Data extracts Block Start

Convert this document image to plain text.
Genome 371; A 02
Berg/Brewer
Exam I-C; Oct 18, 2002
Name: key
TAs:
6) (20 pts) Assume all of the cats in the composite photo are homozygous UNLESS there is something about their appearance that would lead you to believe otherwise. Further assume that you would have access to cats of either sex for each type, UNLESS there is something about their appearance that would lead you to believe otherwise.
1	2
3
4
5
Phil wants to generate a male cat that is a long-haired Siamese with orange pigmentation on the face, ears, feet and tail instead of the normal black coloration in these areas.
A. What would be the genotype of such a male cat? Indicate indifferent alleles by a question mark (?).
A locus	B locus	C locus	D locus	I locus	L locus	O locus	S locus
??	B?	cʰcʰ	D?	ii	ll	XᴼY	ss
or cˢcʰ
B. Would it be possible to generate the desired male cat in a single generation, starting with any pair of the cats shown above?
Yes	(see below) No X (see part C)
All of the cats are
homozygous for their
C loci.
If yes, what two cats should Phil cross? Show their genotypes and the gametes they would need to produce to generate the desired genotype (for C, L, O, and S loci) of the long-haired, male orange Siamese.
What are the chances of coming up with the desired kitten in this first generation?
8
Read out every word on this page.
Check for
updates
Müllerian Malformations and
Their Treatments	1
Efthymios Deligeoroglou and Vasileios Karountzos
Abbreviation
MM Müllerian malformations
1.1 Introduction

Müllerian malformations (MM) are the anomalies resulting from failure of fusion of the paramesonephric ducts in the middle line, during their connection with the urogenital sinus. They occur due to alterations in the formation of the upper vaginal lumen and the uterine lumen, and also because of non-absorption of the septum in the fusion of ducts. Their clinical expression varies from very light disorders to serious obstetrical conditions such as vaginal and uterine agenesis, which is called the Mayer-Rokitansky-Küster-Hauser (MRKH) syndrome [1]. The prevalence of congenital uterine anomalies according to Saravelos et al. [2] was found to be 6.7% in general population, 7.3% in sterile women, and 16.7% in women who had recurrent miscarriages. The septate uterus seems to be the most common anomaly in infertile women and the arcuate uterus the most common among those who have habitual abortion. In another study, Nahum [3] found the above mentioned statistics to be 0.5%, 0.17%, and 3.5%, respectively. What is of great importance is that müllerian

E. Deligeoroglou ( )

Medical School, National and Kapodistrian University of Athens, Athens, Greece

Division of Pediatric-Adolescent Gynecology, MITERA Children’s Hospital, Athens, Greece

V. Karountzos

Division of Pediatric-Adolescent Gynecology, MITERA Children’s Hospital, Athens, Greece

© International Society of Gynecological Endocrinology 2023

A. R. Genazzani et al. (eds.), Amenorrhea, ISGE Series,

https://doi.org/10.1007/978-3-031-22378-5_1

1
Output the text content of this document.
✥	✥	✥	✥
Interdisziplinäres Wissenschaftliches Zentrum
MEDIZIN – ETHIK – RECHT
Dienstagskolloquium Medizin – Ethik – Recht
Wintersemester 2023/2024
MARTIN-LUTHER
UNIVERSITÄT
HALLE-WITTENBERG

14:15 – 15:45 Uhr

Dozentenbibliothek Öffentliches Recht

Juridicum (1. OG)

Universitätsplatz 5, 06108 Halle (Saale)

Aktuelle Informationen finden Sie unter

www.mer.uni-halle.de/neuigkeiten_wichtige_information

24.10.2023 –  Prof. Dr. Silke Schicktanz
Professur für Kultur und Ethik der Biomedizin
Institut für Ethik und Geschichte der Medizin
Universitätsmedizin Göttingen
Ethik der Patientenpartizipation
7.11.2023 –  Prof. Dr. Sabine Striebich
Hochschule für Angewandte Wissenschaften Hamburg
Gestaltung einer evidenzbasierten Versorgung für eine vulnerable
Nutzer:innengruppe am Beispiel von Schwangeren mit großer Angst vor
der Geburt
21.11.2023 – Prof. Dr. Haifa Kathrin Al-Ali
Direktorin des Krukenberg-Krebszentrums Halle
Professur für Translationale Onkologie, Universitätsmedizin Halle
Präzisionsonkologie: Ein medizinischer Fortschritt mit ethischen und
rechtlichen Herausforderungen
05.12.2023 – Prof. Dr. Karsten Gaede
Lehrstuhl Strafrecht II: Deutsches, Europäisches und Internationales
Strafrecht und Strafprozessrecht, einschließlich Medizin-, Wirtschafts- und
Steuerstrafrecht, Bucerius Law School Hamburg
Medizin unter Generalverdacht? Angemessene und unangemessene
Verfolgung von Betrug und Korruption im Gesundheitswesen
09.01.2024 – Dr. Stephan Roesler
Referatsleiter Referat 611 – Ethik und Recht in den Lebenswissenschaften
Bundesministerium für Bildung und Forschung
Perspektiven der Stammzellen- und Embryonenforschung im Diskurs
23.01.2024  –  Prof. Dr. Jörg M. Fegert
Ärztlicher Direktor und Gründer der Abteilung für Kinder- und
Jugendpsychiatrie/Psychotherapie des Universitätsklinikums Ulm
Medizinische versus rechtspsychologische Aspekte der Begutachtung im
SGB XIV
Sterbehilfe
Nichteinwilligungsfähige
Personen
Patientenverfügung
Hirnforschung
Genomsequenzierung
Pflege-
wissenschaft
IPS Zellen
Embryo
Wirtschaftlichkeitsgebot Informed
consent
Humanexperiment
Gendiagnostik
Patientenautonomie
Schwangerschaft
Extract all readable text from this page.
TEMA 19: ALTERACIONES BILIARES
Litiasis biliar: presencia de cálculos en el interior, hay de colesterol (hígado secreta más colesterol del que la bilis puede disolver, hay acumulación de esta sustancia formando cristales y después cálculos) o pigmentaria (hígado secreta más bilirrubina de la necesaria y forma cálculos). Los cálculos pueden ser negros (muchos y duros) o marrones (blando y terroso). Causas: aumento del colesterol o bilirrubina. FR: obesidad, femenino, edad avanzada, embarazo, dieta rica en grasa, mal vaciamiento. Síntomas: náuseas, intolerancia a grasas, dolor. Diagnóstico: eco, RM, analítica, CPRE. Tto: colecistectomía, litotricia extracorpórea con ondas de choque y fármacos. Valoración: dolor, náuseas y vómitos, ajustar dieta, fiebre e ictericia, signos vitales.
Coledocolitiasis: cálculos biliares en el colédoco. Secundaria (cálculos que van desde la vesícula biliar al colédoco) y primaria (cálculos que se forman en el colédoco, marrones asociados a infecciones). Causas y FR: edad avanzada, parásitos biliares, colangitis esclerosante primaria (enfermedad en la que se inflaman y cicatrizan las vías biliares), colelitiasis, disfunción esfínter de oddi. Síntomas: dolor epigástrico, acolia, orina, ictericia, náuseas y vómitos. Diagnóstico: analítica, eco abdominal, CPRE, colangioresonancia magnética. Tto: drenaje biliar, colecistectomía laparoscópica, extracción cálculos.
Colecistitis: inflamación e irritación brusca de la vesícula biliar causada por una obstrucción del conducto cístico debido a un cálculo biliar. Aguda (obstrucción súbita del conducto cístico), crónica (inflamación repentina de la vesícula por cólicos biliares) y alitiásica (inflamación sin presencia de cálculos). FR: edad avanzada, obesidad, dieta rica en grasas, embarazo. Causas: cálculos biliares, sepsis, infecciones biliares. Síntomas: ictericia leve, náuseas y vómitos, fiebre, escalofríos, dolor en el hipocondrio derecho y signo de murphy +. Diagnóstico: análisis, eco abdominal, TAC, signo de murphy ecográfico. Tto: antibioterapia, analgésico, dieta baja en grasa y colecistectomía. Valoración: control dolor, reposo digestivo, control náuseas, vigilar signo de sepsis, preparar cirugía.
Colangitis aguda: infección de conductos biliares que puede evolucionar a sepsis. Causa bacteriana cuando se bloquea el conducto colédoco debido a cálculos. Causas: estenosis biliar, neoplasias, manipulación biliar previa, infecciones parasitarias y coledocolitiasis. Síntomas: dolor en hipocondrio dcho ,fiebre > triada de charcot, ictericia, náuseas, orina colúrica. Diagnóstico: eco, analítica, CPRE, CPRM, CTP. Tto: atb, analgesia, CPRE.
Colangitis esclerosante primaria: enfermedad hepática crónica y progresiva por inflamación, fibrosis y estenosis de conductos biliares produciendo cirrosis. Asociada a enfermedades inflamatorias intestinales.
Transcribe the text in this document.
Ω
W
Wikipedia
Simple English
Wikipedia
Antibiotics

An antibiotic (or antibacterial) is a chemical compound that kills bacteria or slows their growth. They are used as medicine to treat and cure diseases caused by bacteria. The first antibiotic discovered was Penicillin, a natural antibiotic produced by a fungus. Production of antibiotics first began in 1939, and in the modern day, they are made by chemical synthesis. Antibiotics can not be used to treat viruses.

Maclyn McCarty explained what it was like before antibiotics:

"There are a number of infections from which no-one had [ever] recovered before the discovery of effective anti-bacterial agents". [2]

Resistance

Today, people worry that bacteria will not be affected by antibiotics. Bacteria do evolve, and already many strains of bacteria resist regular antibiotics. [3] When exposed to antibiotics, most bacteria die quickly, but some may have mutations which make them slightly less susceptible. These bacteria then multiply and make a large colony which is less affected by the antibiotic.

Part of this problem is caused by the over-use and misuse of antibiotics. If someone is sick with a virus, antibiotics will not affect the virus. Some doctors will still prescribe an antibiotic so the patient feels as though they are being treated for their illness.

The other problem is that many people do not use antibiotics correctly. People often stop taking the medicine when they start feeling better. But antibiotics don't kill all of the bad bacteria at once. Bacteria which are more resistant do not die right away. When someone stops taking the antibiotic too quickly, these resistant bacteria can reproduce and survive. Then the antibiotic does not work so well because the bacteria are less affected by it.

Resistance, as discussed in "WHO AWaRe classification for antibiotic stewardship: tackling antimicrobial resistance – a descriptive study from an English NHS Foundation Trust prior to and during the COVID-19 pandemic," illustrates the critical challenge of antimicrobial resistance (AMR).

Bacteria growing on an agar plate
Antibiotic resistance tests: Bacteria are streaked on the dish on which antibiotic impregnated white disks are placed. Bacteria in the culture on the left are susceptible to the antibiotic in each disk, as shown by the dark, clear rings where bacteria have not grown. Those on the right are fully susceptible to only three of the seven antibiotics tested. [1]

Data extracts Block End

The task
Report only the number of lines in the data above that contain "presencia".

Solution to the problem
2